++++ Source data
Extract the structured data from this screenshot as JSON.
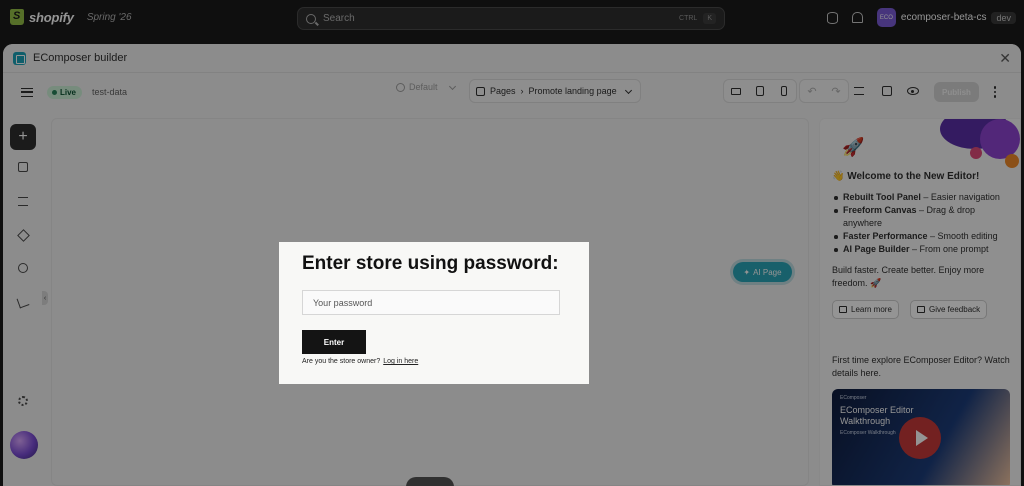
{
  "topbar": {
    "brand": "shopify",
    "edition": "Spring '26",
    "search_placeholder": "Search",
    "shortcut_ctrl": "CTRL",
    "shortcut_key": "K",
    "store_initials": "ECO",
    "store_name": "ecomposer-beta-cs",
    "env_badge": "dev"
  },
  "frame": {
    "title": "EComposer builder",
    "close_icon": "close-icon"
  },
  "toolbar": {
    "status": "Live",
    "status_color": "#29845a",
    "data_label": "test-data",
    "theme_value": "Default",
    "pages_label": "Pages",
    "page_name": "Promote landing page",
    "publish_label": "Publish"
  },
  "canvas": {
    "ai_button_label": "AI Page",
    "accent": "#2aa5b8"
  },
  "panel": {
    "welcome_emoji": "👋",
    "welcome_title": "Welcome to the New Editor!",
    "features": [
      {
        "bold": "Rebuilt Tool Panel",
        "text": " – Easier navigation"
      },
      {
        "bold": "Freeform Canvas",
        "text": " – Drag & drop anywhere"
      },
      {
        "bold": "Faster Performance",
        "text": " – Smooth editing"
      },
      {
        "bold": "AI Page Builder",
        "text": " – From one prompt"
      }
    ],
    "tagline": "Build faster. Create better. Enjoy more freedom. 🚀",
    "learn_more": "Learn more",
    "give_feedback": "Give feedback",
    "explore_text": "First time explore EComposer Editor? Watch details here.",
    "video_brand": "EComposer",
    "video_title": "EComposer Editor Walkthrough",
    "video_subtitle": "EComposer Walkthrough"
  },
  "password_popup": {
    "title": "Enter store using password:",
    "input_placeholder": "Your password",
    "enter_label": "Enter",
    "owner_text": "Are you the store owner?",
    "login_link": "Log in here"
  }
}
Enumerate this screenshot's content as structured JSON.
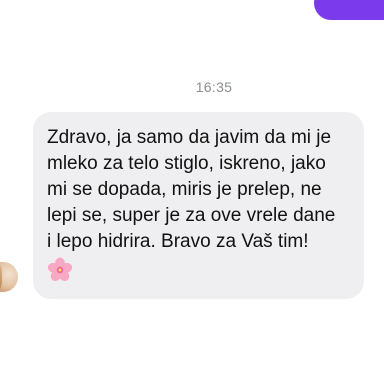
{
  "thread": {
    "timestamp": "16:35",
    "messages": [
      {
        "direction": "received",
        "text": "Zdravo, ja samo da javim da mi je\nmleko za telo stiglo, iskreno, jako\nmi se dopada, miris je prelep, ne\nlepi se, super je za ove vrele dane\ni lepo hidrira. Bravo za Vaš tim!",
        "emoji": "cherry-blossom"
      }
    ]
  },
  "colors": {
    "sent_bubble": "#7c3aed",
    "received_bubble": "#efeff1",
    "timestamp_text": "#8a8d91"
  }
}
++++++++
◆ Exercise: Output the lines above in full and exactly as given, omitting any pictures.

◆ Expected answer:
Extract the structured data from this screenshot as JSON.
{
  "topbar": {
    "brand": "shopify",
    "edition": "Spring '26",
    "search_placeholder": "Search",
    "shortcut_ctrl": "CTRL",
    "shortcut_key": "K",
    "store_initials": "ECO",
    "store_name": "ecomposer-beta-cs",
    "env_badge": "dev"
  },
  "frame": {
    "title": "EComposer builder",
    "close_icon": "close-icon"
  },
  "toolbar": {
    "status": "Live",
    "status_color": "#29845a",
    "data_label": "test-data",
    "theme_value": "Default",
    "pages_label": "Pages",
    "page_name": "Promote landing page",
    "publish_label": "Publish"
  },
  "canvas": {
    "ai_button_label": "AI Page",
    "accent": "#2aa5b8"
  },
  "panel": {
    "welcome_emoji": "👋",
    "welcome_title": "Welcome to the New Editor!",
    "features": [
      {
        "bold": "Rebuilt Tool Panel",
        "text": " – Easier navigation"
      },
      {
        "bold": "Freeform Canvas",
        "text": " – Drag & drop anywhere"
      },
      {
        "bold": "Faster Performance",
        "text": " – Smooth editing"
      },
      {
        "bold": "AI Page Builder",
        "text": " – From one prompt"
      }
    ],
    "tagline": "Build faster. Create better. Enjoy more freedom. 🚀",
    "learn_more": "Learn more",
    "give_feedback": "Give feedback",
    "explore_text": "First time explore EComposer Editor? Watch details here.",
    "video_brand": "EComposer",
    "video_title": "EComposer Editor Walkthrough",
    "video_subtitle": "EComposer Walkthrough"
  },
  "password_popup": {
    "title": "Enter store using password:",
    "input_placeholder": "Your password",
    "enter_label": "Enter",
    "owner_text": "Are you the store owner?",
    "login_link": "Log in here"
  }
}
Enumerate this screenshot's content as structured JSON.
{
  "thread": {
    "timestamp": "16:35",
    "messages": [
      {
        "direction": "received",
        "text": "Zdravo, ja samo da javim da mi je\nmleko za telo stiglo, iskreno, jako\nmi se dopada, miris je prelep, ne\nlepi se, super je za ove vrele dane\ni lepo hidrira. Bravo za Vaš tim!",
        "emoji": "cherry-blossom"
      }
    ]
  },
  "colors": {
    "sent_bubble": "#7c3aed",
    "received_bubble": "#efeff1",
    "timestamp_text": "#8a8d91"
  }
}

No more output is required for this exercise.